Collection entries:
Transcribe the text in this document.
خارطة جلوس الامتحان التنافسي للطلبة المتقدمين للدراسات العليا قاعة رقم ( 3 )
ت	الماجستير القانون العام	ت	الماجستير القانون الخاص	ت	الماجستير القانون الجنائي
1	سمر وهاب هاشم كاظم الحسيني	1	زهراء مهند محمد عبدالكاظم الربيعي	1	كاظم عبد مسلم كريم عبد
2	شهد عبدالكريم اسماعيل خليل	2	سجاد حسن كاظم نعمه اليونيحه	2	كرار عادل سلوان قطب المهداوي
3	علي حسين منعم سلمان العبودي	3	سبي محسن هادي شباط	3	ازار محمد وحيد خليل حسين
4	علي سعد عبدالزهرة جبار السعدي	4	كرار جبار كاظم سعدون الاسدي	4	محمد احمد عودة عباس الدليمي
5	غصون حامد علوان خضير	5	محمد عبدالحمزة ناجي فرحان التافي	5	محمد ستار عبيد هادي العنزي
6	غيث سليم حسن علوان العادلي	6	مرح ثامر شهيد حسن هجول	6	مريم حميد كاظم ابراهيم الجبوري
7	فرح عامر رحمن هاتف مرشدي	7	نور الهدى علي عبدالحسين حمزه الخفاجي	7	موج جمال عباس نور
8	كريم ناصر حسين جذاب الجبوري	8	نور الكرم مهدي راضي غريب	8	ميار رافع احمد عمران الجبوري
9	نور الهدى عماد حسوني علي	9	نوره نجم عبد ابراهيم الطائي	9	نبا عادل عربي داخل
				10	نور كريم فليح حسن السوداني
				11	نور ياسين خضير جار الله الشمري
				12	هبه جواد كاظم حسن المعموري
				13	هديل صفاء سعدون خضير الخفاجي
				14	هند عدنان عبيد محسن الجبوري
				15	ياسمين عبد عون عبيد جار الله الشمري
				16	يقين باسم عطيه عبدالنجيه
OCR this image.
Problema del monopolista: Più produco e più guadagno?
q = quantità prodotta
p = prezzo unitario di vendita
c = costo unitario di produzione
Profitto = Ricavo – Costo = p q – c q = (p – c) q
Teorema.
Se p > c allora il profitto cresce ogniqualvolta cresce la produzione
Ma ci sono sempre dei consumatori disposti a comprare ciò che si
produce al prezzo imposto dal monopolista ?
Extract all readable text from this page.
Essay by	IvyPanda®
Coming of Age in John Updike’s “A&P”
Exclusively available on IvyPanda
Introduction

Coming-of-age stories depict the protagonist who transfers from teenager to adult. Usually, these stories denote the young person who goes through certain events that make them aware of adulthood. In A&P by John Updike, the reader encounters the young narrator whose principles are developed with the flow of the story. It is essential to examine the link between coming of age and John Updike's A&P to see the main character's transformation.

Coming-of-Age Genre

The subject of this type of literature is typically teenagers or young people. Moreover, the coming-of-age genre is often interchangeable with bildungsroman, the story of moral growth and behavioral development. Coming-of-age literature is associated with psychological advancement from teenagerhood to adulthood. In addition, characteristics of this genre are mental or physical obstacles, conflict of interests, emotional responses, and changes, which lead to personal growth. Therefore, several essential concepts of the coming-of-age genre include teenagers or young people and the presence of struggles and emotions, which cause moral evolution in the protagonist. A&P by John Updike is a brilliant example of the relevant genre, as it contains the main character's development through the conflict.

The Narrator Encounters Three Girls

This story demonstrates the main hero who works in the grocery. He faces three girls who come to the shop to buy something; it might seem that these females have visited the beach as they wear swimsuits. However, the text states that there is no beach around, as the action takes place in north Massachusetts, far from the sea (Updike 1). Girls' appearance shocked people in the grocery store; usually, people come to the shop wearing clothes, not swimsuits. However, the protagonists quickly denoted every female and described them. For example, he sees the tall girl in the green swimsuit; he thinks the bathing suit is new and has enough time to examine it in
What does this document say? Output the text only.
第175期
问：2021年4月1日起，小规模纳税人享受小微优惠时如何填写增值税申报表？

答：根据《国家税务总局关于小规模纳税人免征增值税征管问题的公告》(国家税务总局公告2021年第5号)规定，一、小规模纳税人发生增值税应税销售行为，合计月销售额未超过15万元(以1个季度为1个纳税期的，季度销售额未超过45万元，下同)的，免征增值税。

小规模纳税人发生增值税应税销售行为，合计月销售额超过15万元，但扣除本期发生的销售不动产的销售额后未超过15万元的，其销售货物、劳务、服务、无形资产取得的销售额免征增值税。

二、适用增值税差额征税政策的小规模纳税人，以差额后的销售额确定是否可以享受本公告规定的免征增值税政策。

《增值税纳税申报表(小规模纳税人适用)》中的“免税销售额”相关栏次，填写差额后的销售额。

**Problem details:**
Write out the whole listing again. Match it word for word.

**Answer to this task:**
Transcribe the text in this document.
خارطة جلوس الامتحان التنافسي للطلبة المتقدمين للدراسات العليا قاعة رقم ( 3 )
ت	الماجستير القانون العام	ت	الماجستير القانون الخاص	ت	الماجستير القانون الجنائي
1	سمر وهاب هاشم كاظم الحسيني	1	زهراء مهند محمد عبدالكاظم الربيعي	1	كاظم عبد مسلم كريم عبد
2	شهد عبدالكريم اسماعيل خليل	2	سجاد حسن كاظم نعمه اليونيحه	2	كرار عادل سلوان قطب المهداوي
3	علي حسين منعم سلمان العبودي	3	سبي محسن هادي شباط	3	ازار محمد وحيد خليل حسين
4	علي سعد عبدالزهرة جبار السعدي	4	كرار جبار كاظم سعدون الاسدي	4	محمد احمد عودة عباس الدليمي
5	غصون حامد علوان خضير	5	محمد عبدالحمزة ناجي فرحان التافي	5	محمد ستار عبيد هادي العنزي
6	غيث سليم حسن علوان العادلي	6	مرح ثامر شهيد حسن هجول	6	مريم حميد كاظم ابراهيم الجبوري
7	فرح عامر رحمن هاتف مرشدي	7	نور الهدى علي عبدالحسين حمزه الخفاجي	7	موج جمال عباس نور
8	كريم ناصر حسين جذاب الجبوري	8	نور الكرم مهدي راضي غريب	8	ميار رافع احمد عمران الجبوري
9	نور الهدى عماد حسوني علي	9	نوره نجم عبد ابراهيم الطائي	9	نبا عادل عربي داخل
				10	نور كريم فليح حسن السوداني
				11	نور ياسين خضير جار الله الشمري
				12	هبه جواد كاظم حسن المعموري
				13	هديل صفاء سعدون خضير الخفاجي
				14	هند عدنان عبيد محسن الجبوري
				15	ياسمين عبد عون عبيد جار الله الشمري
				16	يقين باسم عطيه عبدالنجيه
OCR this image.
Problema del monopolista: Più produco e più guadagno?
q = quantità prodotta
p = prezzo unitario di vendita
c = costo unitario di produzione
Profitto = Ricavo – Costo = p q – c q = (p – c) q
Teorema.
Se p > c allora il profitto cresce ogniqualvolta cresce la produzione
Ma ci sono sempre dei consumatori disposti a comprare ciò che si
produce al prezzo imposto dal monopolista ?
Extract all readable text from this page.
Essay by	IvyPanda®
Coming of Age in John Updike’s “A&P”
Exclusively available on IvyPanda
Introduction

Coming-of-age stories depict the protagonist who transfers from teenager to adult. Usually, these stories denote the young person who goes through certain events that make them aware of adulthood. In A&P by John Updike, the reader encounters the young narrator whose principles are developed with the flow of the story. It is essential to examine the link between coming of age and John Updike's A&P to see the main character's transformation.

Coming-of-Age Genre

The subject of this type of literature is typically teenagers or young people. Moreover, the coming-of-age genre is often interchangeable with bildungsroman, the story of moral growth and behavioral development. Coming-of-age literature is associated with psychological advancement from teenagerhood to adulthood. In addition, characteristics of this genre are mental or physical obstacles, conflict of interests, emotional responses, and changes, which lead to personal growth. Therefore, several essential concepts of the coming-of-age genre include teenagers or young people and the presence of struggles and emotions, which cause moral evolution in the protagonist. A&P by John Updike is a brilliant example of the relevant genre, as it contains the main character's development through the conflict.

The Narrator Encounters Three Girls

This story demonstrates the main hero who works in the grocery. He faces three girls who come to the shop to buy something; it might seem that these females have visited the beach as they wear swimsuits. However, the text states that there is no beach around, as the action takes place in north Massachusetts, far from the sea (Updike 1). Girls' appearance shocked people in the grocery store; usually, people come to the shop wearing clothes, not swimsuits. However, the protagonists quickly denoted every female and described them. For example, he sees the tall girl in the green swimsuit; he thinks the bathing suit is new and has enough time to examine it in
What does this document say? Output the text only.
第175期
问：2021年4月1日起，小规模纳税人享受小微优惠时如何填写增值税申报表？

答：根据《国家税务总局关于小规模纳税人免征增值税征管问题的公告》(国家税务总局公告2021年第5号)规定，一、小规模纳税人发生增值税应税销售行为，合计月销售额未超过15万元(以1个季度为1个纳税期的，季度销售额未超过45万元，下同)的，免征增值税。

小规模纳税人发生增值税应税销售行为，合计月销售额超过15万元，但扣除本期发生的销售不动产的销售额后未超过15万元的，其销售货物、劳务、服务、无形资产取得的销售额免征增值税。

二、适用增值税差额征税政策的小规模纳税人，以差额后的销售额确定是否可以享受本公告规定的免征增值税政策。

《增值税纳税申报表(小规模纳税人适用)》中的“免税销售额”相关栏次，填写差额后的销售额。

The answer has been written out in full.